▸ **What you should do**: Retype every entry in its entirety, without alteration.
-- Begin --
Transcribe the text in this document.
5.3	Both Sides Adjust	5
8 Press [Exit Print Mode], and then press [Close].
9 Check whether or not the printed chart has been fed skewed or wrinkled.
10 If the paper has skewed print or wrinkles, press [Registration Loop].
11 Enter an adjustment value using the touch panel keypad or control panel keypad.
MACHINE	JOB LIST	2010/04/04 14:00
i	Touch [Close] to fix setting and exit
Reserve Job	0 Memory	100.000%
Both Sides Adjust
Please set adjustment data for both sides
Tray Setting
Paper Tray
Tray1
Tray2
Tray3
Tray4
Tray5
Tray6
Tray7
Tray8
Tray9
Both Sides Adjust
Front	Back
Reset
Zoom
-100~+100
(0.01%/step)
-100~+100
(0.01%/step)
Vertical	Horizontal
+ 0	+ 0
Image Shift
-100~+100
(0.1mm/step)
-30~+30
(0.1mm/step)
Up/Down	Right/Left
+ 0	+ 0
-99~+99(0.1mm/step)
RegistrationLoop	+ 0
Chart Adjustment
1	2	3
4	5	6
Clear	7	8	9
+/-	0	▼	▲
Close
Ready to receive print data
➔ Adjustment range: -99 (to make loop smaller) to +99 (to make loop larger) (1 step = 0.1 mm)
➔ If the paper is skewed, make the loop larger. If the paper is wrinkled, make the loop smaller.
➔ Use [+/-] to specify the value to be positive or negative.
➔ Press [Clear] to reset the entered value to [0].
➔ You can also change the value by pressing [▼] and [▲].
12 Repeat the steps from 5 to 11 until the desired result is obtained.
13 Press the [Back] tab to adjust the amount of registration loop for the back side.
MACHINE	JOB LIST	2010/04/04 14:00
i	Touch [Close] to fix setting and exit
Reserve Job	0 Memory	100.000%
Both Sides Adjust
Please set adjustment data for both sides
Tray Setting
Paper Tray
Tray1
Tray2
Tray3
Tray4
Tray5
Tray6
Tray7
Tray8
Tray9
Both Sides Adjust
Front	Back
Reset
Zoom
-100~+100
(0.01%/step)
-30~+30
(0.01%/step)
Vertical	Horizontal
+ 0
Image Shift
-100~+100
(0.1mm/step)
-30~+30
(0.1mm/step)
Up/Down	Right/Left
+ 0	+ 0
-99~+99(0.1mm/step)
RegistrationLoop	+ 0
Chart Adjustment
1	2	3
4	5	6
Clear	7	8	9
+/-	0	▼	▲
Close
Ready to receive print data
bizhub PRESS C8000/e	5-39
-- End --
▸ **Task answer**:
Transcribe the text in this document.
5.3	Both Sides Adjust	5
8 Press [Exit Print Mode], and then press [Close].
9 Check whether or not the printed chart has been fed skewed or wrinkled.
10 If the paper has skewed print or wrinkles, press [Registration Loop].
11 Enter an adjustment value using the touch panel keypad or control panel keypad.
MACHINE	JOB LIST	2010/04/04 14:00
i	Touch [Close] to fix setting and exit
Reserve Job	0 Memory	100.000%
Both Sides Adjust
Please set adjustment data for both sides
Tray Setting
Paper Tray
Tray1
Tray2
Tray3
Tray4
Tray5
Tray6
Tray7
Tray8
Tray9
Both Sides Adjust
Front	Back
Reset
Zoom
-100~+100
(0.01%/step)
-100~+100
(0.01%/step)
Vertical	Horizontal
+ 0	+ 0
Image Shift
-100~+100
(0.1mm/step)
-30~+30
(0.1mm/step)
Up/Down	Right/Left
+ 0	+ 0
-99~+99(0.1mm/step)
RegistrationLoop	+ 0
Chart Adjustment
1	2	3
4	5	6
Clear	7	8	9
+/-	0	▼	▲
Close
Ready to receive print data
➔ Adjustment range: -99 (to make loop smaller) to +99 (to make loop larger) (1 step = 0.1 mm)
➔ If the paper is skewed, make the loop larger. If the paper is wrinkled, make the loop smaller.
➔ Use [+/-] to specify the value to be positive or negative.
➔ Press [Clear] to reset the entered value to [0].
➔ You can also change the value by pressing [▼] and [▲].
12 Repeat the steps from 5 to 11 until the desired result is obtained.
13 Press the [Back] tab to adjust the amount of registration loop for the back side.
MACHINE	JOB LIST	2010/04/04 14:00
i	Touch [Close] to fix setting and exit
Reserve Job	0 Memory	100.000%
Both Sides Adjust
Please set adjustment data for both sides
Tray Setting
Paper Tray
Tray1
Tray2
Tray3
Tray4
Tray5
Tray6
Tray7
Tray8
Tray9
Both Sides Adjust
Front	Back
Reset
Zoom
-100~+100
(0.01%/step)
-30~+30
(0.01%/step)
Vertical	Horizontal
+ 0
Image Shift
-100~+100
(0.1mm/step)
-30~+30
(0.1mm/step)
Up/Down	Right/Left
+ 0	+ 0
-99~+99(0.1mm/step)
RegistrationLoop	+ 0
Chart Adjustment
1	2	3
4	5	6
Clear	7	8	9
+/-	0	▼	▲
Close
Ready to receive print data
bizhub PRESS C8000/e	5-39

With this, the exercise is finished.